The data below should be restated word for word, with every picture omitted.

((

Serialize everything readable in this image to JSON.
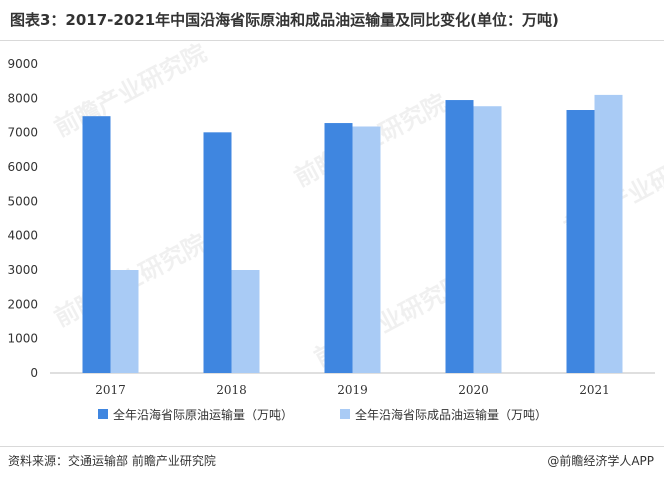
{
  "title": "图表3：2017-2021年中国沿海省际原油和成品油运输量及同比变化(单位：万吨)",
  "source": "资料来源：交通运输部 前瞻产业研究院",
  "brand": "@前瞻经济学人APP",
  "watermark": "前瞻产业研究院",
  "colors": {
    "series1": "#3f86e0",
    "series2": "#a9cbf5",
    "axis": "#bfbfbf",
    "grid": "#e6e6e6"
  },
  "chart_data": {
    "type": "bar",
    "categories": [
      "2017",
      "2018",
      "2019",
      "2020",
      "2021"
    ],
    "series": [
      {
        "name": "全年沿海省际原油运输量（万吨）",
        "values": [
          7480,
          7010,
          7280,
          7950,
          7660
        ]
      },
      {
        "name": "全年沿海省际成品油运输量（万吨）",
        "values": [
          3000,
          3000,
          7180,
          7770,
          8100
        ]
      }
    ],
    "yticks": [
      0,
      1000,
      2000,
      3000,
      4000,
      5000,
      6000,
      7000,
      8000,
      9000
    ],
    "ylim": [
      0,
      9000
    ],
    "legend": "bottom",
    "grid": false
  }
}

))

» **Response**
Serialize everything readable in this image to JSON.
{
  "title": "图表3：2017-2021年中国沿海省际原油和成品油运输量及同比变化(单位：万吨)",
  "source": "资料来源：交通运输部 前瞻产业研究院",
  "brand": "@前瞻经济学人APP",
  "watermark": "前瞻产业研究院",
  "colors": {
    "series1": "#3f86e0",
    "series2": "#a9cbf5",
    "axis": "#bfbfbf",
    "grid": "#e6e6e6"
  },
  "chart_data": {
    "type": "bar",
    "categories": [
      "2017",
      "2018",
      "2019",
      "2020",
      "2021"
    ],
    "series": [
      {
        "name": "全年沿海省际原油运输量（万吨）",
        "values": [
          7480,
          7010,
          7280,
          7950,
          7660
        ]
      },
      {
        "name": "全年沿海省际成品油运输量（万吨）",
        "values": [
          3000,
          3000,
          7180,
          7770,
          8100
        ]
      }
    ],
    "yticks": [
      0,
      1000,
      2000,
      3000,
      4000,
      5000,
      6000,
      7000,
      8000,
      9000
    ],
    "ylim": [
      0,
      9000
    ],
    "legend": "bottom",
    "grid": false
  }
}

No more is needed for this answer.